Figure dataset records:
————————
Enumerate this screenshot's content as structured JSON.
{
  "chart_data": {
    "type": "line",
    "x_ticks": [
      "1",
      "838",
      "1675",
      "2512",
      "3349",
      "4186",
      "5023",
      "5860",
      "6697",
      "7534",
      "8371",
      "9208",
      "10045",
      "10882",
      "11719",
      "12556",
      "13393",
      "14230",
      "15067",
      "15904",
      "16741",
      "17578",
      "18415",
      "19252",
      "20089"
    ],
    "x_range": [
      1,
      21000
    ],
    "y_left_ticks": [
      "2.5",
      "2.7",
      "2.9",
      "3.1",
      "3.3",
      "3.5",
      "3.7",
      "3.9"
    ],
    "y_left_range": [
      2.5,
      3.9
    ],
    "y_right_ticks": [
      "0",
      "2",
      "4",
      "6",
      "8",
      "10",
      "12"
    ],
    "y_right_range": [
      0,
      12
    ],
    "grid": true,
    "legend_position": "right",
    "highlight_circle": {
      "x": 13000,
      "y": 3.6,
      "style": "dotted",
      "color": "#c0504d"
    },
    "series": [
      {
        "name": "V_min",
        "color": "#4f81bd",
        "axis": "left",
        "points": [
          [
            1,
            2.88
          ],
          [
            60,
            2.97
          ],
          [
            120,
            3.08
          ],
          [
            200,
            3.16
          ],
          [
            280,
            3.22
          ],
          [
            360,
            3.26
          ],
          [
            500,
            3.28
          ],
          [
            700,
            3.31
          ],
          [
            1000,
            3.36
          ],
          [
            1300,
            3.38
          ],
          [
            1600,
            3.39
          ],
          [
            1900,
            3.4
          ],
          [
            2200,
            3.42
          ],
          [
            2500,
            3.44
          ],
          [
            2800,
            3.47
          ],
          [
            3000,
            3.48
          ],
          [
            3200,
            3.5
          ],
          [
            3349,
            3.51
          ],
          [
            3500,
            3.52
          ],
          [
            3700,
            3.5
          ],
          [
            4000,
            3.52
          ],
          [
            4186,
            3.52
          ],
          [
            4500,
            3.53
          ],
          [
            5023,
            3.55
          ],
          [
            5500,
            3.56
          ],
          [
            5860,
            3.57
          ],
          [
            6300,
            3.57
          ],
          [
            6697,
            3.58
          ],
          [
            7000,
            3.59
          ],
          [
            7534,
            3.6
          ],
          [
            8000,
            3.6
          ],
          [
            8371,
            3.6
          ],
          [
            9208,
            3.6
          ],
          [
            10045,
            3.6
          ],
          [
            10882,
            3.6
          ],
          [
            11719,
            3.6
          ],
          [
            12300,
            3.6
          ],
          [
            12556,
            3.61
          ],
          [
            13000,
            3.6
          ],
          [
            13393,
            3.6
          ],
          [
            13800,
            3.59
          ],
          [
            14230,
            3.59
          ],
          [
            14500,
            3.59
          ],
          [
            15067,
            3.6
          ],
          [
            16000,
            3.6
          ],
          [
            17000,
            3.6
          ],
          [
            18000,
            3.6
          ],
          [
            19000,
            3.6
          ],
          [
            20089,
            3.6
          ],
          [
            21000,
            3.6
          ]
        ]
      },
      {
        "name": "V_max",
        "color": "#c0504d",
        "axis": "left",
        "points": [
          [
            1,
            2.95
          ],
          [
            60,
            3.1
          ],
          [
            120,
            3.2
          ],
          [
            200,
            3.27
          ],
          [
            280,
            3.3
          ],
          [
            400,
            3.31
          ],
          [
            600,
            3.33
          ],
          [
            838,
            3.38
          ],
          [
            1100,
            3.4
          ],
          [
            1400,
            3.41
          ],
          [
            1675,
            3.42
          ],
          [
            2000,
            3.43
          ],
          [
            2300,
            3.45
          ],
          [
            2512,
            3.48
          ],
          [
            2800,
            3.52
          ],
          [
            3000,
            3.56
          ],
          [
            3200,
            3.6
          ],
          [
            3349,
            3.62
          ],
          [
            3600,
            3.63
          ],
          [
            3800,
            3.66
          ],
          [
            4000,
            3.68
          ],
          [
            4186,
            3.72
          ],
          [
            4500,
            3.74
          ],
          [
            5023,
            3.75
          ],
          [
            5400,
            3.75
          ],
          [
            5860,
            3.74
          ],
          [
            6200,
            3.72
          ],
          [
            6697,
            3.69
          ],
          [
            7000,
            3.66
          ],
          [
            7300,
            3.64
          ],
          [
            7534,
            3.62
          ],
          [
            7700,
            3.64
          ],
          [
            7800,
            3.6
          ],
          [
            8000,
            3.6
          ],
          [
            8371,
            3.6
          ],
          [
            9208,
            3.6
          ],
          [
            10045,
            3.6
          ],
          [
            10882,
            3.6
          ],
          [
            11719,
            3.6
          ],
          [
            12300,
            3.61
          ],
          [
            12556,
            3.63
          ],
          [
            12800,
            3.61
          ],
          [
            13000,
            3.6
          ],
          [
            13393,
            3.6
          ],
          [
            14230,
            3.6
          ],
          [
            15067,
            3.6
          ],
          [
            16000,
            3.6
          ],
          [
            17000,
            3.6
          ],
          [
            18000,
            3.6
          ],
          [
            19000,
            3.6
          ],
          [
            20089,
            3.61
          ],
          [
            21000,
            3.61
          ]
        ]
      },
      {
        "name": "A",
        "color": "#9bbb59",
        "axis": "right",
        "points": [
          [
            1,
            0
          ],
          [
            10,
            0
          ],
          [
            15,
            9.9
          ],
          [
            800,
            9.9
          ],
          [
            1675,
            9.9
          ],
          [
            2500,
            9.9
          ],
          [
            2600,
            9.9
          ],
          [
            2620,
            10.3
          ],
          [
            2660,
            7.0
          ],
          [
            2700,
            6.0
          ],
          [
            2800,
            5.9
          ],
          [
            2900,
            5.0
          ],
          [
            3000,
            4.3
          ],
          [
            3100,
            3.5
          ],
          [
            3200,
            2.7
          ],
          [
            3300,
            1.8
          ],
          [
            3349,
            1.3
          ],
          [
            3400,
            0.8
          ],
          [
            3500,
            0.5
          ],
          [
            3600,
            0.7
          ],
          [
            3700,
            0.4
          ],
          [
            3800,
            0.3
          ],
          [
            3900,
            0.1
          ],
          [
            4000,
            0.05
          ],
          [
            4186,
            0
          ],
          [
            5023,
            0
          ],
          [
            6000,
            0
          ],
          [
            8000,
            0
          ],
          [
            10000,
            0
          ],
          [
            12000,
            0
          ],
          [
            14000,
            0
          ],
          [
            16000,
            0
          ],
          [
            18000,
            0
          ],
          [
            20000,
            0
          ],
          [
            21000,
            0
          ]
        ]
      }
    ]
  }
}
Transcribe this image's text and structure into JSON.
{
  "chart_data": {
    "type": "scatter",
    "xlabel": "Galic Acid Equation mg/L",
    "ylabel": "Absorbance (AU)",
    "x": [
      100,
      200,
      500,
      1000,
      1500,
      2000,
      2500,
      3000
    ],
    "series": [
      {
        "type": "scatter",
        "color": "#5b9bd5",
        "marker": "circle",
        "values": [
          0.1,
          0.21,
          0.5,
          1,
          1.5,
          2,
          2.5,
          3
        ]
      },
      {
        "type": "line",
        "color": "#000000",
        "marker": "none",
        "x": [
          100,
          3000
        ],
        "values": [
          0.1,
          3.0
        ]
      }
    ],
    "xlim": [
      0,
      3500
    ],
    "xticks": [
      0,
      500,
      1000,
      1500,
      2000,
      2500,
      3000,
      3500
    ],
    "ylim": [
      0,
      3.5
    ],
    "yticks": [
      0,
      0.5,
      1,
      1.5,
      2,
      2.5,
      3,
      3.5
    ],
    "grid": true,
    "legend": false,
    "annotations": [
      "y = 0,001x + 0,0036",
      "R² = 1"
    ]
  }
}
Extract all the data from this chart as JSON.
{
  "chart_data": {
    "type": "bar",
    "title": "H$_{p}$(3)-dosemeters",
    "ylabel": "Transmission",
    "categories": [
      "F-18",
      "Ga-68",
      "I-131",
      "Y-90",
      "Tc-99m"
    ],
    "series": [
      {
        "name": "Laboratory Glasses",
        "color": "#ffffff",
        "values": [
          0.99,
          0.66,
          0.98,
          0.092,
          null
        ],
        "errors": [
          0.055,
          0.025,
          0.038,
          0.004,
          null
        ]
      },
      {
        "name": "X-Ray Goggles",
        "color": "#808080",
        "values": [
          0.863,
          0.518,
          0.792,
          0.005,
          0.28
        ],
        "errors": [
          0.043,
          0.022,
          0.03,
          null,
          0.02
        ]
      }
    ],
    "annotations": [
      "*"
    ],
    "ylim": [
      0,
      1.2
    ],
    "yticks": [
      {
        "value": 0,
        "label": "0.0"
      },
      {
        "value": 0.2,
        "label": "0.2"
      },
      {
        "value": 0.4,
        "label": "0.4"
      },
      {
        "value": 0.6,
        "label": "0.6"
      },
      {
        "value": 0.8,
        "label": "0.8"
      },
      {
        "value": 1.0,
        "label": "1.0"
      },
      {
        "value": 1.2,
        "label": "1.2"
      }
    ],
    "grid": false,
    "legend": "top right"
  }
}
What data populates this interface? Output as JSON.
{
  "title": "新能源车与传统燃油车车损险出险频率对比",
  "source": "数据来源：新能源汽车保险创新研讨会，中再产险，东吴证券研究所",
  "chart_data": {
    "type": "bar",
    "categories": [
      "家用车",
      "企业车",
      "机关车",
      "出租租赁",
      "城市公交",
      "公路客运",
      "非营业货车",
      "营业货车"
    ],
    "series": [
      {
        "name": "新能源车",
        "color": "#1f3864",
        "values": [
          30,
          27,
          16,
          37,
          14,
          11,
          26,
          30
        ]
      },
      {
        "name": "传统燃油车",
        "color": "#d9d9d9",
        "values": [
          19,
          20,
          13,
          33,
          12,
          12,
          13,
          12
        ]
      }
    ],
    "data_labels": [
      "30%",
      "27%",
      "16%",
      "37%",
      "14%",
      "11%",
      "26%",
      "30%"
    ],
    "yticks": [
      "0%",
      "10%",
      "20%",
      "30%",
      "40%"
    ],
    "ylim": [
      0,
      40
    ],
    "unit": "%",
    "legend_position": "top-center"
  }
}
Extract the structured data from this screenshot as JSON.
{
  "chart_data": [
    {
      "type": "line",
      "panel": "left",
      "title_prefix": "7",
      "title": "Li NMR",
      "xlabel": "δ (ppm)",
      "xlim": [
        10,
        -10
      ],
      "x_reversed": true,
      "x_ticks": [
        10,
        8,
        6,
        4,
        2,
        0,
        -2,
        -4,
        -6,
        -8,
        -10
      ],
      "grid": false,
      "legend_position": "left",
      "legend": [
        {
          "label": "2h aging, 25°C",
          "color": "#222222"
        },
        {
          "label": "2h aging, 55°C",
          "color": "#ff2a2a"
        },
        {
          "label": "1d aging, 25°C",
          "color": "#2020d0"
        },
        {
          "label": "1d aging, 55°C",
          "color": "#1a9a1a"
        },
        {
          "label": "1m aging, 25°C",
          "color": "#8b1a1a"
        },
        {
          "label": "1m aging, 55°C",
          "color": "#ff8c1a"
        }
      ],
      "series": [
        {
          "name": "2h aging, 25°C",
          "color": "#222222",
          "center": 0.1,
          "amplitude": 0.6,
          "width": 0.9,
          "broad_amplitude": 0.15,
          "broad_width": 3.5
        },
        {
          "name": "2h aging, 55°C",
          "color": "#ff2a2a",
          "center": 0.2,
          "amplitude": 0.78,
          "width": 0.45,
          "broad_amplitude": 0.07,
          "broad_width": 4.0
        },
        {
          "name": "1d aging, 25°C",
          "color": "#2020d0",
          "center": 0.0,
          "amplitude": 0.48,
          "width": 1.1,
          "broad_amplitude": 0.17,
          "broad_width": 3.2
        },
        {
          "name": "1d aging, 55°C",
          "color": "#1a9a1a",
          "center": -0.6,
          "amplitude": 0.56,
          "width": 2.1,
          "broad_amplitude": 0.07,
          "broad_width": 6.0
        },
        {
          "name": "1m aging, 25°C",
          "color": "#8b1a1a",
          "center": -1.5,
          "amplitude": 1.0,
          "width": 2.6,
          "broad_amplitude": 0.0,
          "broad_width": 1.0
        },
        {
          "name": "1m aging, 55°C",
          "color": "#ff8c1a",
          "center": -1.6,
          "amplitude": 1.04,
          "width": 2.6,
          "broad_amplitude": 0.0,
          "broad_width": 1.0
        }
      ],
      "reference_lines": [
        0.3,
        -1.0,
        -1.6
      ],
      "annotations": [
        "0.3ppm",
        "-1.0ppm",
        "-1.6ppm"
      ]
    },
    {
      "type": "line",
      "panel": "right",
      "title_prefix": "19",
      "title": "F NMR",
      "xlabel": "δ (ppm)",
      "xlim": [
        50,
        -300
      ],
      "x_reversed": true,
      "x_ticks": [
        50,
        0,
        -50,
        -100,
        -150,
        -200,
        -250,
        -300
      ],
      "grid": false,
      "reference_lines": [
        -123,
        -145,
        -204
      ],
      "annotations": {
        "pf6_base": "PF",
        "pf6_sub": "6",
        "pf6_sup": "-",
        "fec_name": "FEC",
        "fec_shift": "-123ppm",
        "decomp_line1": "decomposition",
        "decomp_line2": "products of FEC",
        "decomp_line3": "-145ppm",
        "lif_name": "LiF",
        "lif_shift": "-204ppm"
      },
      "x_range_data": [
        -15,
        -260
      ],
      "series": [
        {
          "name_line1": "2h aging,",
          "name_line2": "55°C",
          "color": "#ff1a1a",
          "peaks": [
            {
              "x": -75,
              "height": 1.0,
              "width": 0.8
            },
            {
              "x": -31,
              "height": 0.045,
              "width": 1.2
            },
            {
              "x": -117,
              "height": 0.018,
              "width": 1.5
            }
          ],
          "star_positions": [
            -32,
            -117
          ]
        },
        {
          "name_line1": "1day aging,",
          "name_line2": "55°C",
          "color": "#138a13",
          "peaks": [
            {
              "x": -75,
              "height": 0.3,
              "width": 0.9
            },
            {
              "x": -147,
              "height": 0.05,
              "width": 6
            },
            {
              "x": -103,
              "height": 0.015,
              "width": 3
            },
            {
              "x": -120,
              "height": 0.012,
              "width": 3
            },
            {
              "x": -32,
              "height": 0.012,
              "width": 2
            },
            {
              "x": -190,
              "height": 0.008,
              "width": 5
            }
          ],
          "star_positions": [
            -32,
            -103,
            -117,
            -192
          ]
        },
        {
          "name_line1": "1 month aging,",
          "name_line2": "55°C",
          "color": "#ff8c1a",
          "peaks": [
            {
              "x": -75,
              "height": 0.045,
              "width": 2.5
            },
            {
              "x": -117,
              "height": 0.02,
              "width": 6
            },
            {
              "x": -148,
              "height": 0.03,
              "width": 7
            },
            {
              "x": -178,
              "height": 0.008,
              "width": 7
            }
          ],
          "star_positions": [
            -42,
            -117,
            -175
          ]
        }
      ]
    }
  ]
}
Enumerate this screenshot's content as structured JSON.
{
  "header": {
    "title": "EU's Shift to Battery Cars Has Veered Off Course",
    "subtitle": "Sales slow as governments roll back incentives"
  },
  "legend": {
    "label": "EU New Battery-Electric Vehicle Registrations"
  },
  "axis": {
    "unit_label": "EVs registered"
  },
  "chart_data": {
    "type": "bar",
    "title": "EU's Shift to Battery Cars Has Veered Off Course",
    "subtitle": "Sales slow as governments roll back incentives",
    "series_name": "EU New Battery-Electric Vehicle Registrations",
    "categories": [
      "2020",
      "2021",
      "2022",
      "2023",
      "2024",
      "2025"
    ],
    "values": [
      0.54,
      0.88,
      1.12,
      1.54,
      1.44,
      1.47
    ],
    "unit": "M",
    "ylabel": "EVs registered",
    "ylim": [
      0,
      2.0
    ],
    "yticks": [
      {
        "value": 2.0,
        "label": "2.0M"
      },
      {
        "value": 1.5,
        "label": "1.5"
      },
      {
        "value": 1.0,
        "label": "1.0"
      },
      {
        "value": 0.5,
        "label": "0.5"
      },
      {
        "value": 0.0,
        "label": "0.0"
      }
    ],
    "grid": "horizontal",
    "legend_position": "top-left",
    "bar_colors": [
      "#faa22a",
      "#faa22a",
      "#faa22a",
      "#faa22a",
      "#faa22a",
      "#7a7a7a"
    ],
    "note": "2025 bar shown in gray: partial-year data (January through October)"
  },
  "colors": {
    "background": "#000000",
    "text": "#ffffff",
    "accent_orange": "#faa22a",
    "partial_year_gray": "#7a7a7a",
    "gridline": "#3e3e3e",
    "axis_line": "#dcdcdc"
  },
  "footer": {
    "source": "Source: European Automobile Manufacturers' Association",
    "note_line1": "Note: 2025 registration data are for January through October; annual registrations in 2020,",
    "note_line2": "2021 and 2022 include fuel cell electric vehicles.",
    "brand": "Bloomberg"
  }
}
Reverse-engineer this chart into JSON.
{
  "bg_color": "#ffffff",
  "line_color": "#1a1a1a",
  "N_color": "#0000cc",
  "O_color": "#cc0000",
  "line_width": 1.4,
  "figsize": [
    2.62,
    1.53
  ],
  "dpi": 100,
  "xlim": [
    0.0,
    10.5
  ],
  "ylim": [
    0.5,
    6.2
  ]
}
————————
WORK TO BE COMPLETED —
Make an exact copy of every line from the one with "Reverse-engineer this chart into JSON." to the end of the data, with the first and last of those lines included.

SOLUTION BELOW —
Reverse-engineer this chart into JSON.
{
  "bg_color": "#ffffff",
  "line_color": "#1a1a1a",
  "N_color": "#0000cc",
  "O_color": "#cc0000",
  "line_width": 1.4,
  "figsize": [
    2.62,
    1.53
  ],
  "dpi": 100,
  "xlim": [
    0.0,
    10.5
  ],
  "ylim": [
    0.5,
    6.2
  ]
}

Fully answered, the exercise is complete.